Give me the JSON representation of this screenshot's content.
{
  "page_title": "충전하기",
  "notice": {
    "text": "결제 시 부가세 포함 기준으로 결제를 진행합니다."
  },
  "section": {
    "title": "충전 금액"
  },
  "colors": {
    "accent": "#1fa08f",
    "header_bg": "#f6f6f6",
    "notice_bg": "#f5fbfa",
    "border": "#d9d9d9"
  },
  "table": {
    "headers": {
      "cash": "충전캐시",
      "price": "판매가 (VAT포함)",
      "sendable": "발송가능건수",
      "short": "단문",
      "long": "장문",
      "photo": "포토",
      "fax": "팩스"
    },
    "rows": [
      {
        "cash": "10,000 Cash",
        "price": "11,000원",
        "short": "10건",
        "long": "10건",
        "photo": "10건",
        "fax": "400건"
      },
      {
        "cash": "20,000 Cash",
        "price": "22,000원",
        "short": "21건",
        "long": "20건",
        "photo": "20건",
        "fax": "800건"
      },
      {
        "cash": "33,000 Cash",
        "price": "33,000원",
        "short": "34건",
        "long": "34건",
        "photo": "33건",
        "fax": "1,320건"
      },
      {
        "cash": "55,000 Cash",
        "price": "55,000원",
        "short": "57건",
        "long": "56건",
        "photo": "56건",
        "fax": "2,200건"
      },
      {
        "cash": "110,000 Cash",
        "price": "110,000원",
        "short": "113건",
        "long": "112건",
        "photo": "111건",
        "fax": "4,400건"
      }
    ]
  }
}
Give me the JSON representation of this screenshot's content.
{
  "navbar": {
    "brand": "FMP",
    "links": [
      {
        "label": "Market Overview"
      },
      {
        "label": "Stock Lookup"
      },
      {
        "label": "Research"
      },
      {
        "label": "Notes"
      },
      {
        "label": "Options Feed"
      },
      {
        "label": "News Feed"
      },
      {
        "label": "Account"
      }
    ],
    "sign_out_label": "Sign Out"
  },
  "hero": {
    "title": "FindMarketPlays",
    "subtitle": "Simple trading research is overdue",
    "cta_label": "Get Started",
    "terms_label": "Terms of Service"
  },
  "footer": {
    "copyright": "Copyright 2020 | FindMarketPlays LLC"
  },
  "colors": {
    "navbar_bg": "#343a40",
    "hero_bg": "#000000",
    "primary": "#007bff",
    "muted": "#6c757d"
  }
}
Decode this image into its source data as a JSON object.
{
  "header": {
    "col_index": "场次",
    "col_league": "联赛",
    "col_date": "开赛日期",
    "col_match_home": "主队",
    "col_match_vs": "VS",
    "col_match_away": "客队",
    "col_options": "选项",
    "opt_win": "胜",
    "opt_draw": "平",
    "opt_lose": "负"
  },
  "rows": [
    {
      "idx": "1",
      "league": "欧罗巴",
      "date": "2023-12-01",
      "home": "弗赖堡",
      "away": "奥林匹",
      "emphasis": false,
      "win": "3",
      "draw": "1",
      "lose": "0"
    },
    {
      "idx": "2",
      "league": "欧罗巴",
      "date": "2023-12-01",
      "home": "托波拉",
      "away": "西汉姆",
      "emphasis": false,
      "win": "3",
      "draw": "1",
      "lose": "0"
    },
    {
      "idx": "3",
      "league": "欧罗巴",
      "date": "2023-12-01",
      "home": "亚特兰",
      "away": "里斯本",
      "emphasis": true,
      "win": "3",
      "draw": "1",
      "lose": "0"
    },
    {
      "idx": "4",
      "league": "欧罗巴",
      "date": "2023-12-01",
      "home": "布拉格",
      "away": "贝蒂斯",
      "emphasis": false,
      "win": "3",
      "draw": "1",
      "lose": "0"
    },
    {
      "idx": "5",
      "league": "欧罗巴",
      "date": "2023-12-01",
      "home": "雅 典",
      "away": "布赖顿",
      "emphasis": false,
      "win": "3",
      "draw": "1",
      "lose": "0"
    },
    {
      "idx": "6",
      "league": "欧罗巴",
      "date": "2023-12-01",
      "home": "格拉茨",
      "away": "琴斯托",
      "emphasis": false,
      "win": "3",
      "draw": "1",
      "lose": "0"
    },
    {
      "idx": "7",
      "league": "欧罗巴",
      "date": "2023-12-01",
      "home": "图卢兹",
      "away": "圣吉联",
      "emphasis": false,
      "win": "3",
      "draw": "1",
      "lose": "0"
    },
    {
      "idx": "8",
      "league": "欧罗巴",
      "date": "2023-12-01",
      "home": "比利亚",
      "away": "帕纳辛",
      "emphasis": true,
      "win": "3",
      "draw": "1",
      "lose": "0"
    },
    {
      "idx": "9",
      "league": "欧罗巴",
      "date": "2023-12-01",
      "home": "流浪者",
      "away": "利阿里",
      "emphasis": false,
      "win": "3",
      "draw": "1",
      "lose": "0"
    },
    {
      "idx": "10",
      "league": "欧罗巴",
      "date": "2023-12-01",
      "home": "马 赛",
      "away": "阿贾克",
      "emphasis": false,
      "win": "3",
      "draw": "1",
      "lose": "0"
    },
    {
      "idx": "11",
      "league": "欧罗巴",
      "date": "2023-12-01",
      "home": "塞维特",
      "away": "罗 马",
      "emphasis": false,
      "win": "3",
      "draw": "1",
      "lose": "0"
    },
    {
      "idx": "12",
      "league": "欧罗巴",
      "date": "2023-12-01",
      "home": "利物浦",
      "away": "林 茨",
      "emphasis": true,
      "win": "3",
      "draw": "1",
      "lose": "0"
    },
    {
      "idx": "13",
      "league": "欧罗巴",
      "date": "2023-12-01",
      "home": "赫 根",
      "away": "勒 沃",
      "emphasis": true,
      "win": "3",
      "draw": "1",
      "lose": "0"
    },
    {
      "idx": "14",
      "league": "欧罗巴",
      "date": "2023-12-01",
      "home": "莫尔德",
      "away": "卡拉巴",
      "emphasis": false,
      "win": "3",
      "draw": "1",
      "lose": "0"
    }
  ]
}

WHAT IS EXPECTED: Return the whole listing exactly.

EXERCISE OUTPUT:
Give me the JSON representation of this screenshot's content.
{
  "page_title": "충전하기",
  "notice": {
    "text": "결제 시 부가세 포함 기준으로 결제를 진행합니다."
  },
  "section": {
    "title": "충전 금액"
  },
  "colors": {
    "accent": "#1fa08f",
    "header_bg": "#f6f6f6",
    "notice_bg": "#f5fbfa",
    "border": "#d9d9d9"
  },
  "table": {
    "headers": {
      "cash": "충전캐시",
      "price": "판매가 (VAT포함)",
      "sendable": "발송가능건수",
      "short": "단문",
      "long": "장문",
      "photo": "포토",
      "fax": "팩스"
    },
    "rows": [
      {
        "cash": "10,000 Cash",
        "price": "11,000원",
        "short": "10건",
        "long": "10건",
        "photo": "10건",
        "fax": "400건"
      },
      {
        "cash": "20,000 Cash",
        "price": "22,000원",
        "short": "21건",
        "long": "20건",
        "photo": "20건",
        "fax": "800건"
      },
      {
        "cash": "33,000 Cash",
        "price": "33,000원",
        "short": "34건",
        "long": "34건",
        "photo": "33건",
        "fax": "1,320건"
      },
      {
        "cash": "55,000 Cash",
        "price": "55,000원",
        "short": "57건",
        "long": "56건",
        "photo": "56건",
        "fax": "2,200건"
      },
      {
        "cash": "110,000 Cash",
        "price": "110,000원",
        "short": "113건",
        "long": "112건",
        "photo": "111건",
        "fax": "4,400건"
      }
    ]
  }
}
Give me the JSON representation of this screenshot's content.
{
  "navbar": {
    "brand": "FMP",
    "links": [
      {
        "label": "Market Overview"
      },
      {
        "label": "Stock Lookup"
      },
      {
        "label": "Research"
      },
      {
        "label": "Notes"
      },
      {
        "label": "Options Feed"
      },
      {
        "label": "News Feed"
      },
      {
        "label": "Account"
      }
    ],
    "sign_out_label": "Sign Out"
  },
  "hero": {
    "title": "FindMarketPlays",
    "subtitle": "Simple trading research is overdue",
    "cta_label": "Get Started",
    "terms_label": "Terms of Service"
  },
  "footer": {
    "copyright": "Copyright 2020 | FindMarketPlays LLC"
  },
  "colors": {
    "navbar_bg": "#343a40",
    "hero_bg": "#000000",
    "primary": "#007bff",
    "muted": "#6c757d"
  }
}
Decode this image into its source data as a JSON object.
{
  "header": {
    "col_index": "场次",
    "col_league": "联赛",
    "col_date": "开赛日期",
    "col_match_home": "主队",
    "col_match_vs": "VS",
    "col_match_away": "客队",
    "col_options": "选项",
    "opt_win": "胜",
    "opt_draw": "平",
    "opt_lose": "负"
  },
  "rows": [
    {
      "idx": "1",
      "league": "欧罗巴",
      "date": "2023-12-01",
      "home": "弗赖堡",
      "away": "奥林匹",
      "emphasis": false,
      "win": "3",
      "draw": "1",
      "lose": "0"
    },
    {
      "idx": "2",
      "league": "欧罗巴",
      "date": "2023-12-01",
      "home": "托波拉",
      "away": "西汉姆",
      "emphasis": false,
      "win": "3",
      "draw": "1",
      "lose": "0"
    },
    {
      "idx": "3",
      "league": "欧罗巴",
      "date": "2023-12-01",
      "home": "亚特兰",
      "away": "里斯本",
      "emphasis": true,
      "win": "3",
      "draw": "1",
      "lose": "0"
    },
    {
      "idx": "4",
      "league": "欧罗巴",
      "date": "2023-12-01",
      "home": "布拉格",
      "away": "贝蒂斯",
      "emphasis": false,
      "win": "3",
      "draw": "1",
      "lose": "0"
    },
    {
      "idx": "5",
      "league": "欧罗巴",
      "date": "2023-12-01",
      "home": "雅 典",
      "away": "布赖顿",
      "emphasis": false,
      "win": "3",
      "draw": "1",
      "lose": "0"
    },
    {
      "idx": "6",
      "league": "欧罗巴",
      "date": "2023-12-01",
      "home": "格拉茨",
      "away": "琴斯托",
      "emphasis": false,
      "win": "3",
      "draw": "1",
      "lose": "0"
    },
    {
      "idx": "7",
      "league": "欧罗巴",
      "date": "2023-12-01",
      "home": "图卢兹",
      "away": "圣吉联",
      "emphasis": false,
      "win": "3",
      "draw": "1",
      "lose": "0"
    },
    {
      "idx": "8",
      "league": "欧罗巴",
      "date": "2023-12-01",
      "home": "比利亚",
      "away": "帕纳辛",
      "emphasis": true,
      "win": "3",
      "draw": "1",
      "lose": "0"
    },
    {
      "idx": "9",
      "league": "欧罗巴",
      "date": "2023-12-01",
      "home": "流浪者",
      "away": "利阿里",
      "emphasis": false,
      "win": "3",
      "draw": "1",
      "lose": "0"
    },
    {
      "idx": "10",
      "league": "欧罗巴",
      "date": "2023-12-01",
      "home": "马 赛",
      "away": "阿贾克",
      "emphasis": false,
      "win": "3",
      "draw": "1",
      "lose": "0"
    },
    {
      "idx": "11",
      "league": "欧罗巴",
      "date": "2023-12-01",
      "home": "塞维特",
      "away": "罗 马",
      "emphasis": false,
      "win": "3",
      "draw": "1",
      "lose": "0"
    },
    {
      "idx": "12",
      "league": "欧罗巴",
      "date": "2023-12-01",
      "home": "利物浦",
      "away": "林 茨",
      "emphasis": true,
      "win": "3",
      "draw": "1",
      "lose": "0"
    },
    {
      "idx": "13",
      "league": "欧罗巴",
      "date": "2023-12-01",
      "home": "赫 根",
      "away": "勒 沃",
      "emphasis": true,
      "win": "3",
      "draw": "1",
      "lose": "0"
    },
    {
      "idx": "14",
      "league": "欧罗巴",
      "date": "2023-12-01",
      "home": "莫尔德",
      "away": "卡拉巴",
      "emphasis": false,
      "win": "3",
      "draw": "1",
      "lose": "0"
    }
  ]
}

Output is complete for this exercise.